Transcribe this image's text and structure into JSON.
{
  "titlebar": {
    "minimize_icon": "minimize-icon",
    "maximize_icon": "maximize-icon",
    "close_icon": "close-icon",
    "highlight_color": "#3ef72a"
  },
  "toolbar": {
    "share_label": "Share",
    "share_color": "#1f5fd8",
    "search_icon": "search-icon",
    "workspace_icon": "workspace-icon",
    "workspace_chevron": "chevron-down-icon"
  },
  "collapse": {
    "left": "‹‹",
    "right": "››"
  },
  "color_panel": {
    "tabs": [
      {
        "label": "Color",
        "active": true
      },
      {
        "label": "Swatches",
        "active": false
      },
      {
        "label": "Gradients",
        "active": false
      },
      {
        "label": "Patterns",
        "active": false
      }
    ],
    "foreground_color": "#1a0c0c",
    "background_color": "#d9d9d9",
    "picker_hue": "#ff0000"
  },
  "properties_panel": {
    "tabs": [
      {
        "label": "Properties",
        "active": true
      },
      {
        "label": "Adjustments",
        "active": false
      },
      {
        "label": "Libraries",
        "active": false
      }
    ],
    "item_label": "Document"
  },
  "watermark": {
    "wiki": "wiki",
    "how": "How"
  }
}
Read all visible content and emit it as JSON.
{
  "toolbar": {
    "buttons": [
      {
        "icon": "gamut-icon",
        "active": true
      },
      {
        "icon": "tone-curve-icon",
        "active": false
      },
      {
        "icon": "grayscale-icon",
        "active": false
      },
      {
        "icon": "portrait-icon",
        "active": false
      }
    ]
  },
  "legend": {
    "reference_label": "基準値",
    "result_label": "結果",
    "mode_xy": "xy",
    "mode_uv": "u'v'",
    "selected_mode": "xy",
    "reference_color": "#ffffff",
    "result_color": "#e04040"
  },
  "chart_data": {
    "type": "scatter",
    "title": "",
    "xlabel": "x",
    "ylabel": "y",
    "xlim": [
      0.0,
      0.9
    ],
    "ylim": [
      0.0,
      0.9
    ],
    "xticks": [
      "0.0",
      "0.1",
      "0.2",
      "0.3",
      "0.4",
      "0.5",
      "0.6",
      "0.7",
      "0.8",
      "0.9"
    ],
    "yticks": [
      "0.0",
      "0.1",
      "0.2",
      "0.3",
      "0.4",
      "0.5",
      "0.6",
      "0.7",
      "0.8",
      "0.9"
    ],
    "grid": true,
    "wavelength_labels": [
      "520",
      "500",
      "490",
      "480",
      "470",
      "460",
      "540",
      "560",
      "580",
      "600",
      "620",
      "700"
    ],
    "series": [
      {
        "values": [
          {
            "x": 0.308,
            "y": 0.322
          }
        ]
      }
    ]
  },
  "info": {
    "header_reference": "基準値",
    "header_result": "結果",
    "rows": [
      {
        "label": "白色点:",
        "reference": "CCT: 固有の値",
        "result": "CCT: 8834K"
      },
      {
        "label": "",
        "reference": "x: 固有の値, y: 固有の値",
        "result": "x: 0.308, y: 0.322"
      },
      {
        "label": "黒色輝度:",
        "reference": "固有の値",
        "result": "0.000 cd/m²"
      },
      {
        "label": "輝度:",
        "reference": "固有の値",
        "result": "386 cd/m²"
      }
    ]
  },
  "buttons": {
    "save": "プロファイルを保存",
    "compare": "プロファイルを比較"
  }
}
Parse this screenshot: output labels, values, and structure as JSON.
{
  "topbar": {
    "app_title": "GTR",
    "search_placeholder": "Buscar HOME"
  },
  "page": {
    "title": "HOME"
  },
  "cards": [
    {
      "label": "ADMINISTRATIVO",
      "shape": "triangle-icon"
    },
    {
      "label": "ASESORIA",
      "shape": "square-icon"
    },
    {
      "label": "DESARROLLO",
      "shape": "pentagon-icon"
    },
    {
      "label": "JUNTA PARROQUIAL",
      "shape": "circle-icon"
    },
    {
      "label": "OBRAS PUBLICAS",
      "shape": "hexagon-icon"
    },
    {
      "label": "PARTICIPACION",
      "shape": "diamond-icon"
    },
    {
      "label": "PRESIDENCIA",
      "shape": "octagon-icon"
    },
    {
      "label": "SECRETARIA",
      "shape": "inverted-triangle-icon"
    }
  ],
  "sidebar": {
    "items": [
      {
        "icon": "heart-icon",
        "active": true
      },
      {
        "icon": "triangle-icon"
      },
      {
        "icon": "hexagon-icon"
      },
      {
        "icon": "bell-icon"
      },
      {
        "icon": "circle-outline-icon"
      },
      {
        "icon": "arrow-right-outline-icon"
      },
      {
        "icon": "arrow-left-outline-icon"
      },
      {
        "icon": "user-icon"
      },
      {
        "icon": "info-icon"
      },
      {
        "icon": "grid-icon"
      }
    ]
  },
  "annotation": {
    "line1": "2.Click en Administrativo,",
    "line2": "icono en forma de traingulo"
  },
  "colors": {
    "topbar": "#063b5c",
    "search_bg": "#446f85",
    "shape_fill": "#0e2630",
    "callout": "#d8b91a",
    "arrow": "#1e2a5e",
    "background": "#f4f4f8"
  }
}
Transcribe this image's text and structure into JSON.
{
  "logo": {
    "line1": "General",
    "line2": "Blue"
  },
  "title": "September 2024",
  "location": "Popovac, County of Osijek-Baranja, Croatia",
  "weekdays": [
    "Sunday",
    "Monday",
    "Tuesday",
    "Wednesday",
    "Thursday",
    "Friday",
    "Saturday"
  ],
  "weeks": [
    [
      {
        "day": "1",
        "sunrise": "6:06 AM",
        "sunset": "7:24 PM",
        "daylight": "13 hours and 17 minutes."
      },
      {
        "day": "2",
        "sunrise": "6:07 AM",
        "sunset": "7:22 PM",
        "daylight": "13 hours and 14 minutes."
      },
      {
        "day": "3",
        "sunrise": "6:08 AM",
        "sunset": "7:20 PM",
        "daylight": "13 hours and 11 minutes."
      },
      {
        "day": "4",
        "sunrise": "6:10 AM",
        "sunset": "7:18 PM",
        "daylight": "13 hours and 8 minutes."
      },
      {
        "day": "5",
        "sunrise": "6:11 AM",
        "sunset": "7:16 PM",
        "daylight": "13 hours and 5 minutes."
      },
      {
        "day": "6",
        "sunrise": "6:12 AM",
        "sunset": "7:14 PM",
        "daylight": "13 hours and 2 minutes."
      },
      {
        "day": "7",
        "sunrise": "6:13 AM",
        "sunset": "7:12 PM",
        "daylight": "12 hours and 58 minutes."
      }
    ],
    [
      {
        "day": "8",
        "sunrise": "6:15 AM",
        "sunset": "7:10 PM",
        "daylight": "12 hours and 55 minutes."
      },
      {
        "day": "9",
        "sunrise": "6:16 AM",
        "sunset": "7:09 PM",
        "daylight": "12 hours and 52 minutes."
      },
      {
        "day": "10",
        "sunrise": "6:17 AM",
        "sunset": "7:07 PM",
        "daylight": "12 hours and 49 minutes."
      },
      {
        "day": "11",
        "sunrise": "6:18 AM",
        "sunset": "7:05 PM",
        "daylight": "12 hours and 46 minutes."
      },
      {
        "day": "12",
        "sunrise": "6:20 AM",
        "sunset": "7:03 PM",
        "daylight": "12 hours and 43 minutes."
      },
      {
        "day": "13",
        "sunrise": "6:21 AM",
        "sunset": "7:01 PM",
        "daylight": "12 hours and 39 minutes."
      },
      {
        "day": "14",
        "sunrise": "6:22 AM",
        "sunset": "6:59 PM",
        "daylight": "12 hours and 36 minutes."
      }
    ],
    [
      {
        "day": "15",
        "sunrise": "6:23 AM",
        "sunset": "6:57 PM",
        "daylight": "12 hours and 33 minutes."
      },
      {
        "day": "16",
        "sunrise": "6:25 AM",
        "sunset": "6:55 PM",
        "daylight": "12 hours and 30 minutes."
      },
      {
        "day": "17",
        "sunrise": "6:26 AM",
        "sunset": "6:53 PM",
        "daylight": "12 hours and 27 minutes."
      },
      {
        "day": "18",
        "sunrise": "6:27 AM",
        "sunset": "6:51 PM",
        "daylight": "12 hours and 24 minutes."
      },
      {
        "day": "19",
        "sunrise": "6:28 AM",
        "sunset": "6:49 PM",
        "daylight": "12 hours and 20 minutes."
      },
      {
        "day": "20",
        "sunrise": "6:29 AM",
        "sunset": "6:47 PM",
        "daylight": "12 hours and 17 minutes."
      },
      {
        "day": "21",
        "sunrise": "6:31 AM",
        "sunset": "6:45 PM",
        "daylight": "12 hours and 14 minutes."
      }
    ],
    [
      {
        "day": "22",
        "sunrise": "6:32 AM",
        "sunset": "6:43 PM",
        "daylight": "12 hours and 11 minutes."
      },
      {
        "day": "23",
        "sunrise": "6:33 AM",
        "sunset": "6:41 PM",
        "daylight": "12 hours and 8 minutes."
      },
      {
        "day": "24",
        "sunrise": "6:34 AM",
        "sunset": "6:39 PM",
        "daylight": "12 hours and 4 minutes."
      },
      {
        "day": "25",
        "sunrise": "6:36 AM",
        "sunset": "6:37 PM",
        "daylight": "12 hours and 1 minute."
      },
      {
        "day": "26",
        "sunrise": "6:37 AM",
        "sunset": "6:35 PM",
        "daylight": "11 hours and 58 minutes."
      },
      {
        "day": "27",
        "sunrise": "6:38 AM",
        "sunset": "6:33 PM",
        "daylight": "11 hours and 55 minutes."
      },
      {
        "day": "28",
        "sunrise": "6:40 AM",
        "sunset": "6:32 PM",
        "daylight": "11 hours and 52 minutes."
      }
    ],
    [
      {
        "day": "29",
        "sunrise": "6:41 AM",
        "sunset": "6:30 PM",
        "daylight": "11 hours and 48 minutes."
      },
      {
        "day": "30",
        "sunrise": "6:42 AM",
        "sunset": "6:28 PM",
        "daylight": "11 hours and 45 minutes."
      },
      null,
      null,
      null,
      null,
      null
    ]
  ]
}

Exercise requirements> Go through the records above, find every line with the word "hexagon", and list those lines.

Reply to the task>
      "shape": "hexagon-icon"
        "icon": "hexagon-icon"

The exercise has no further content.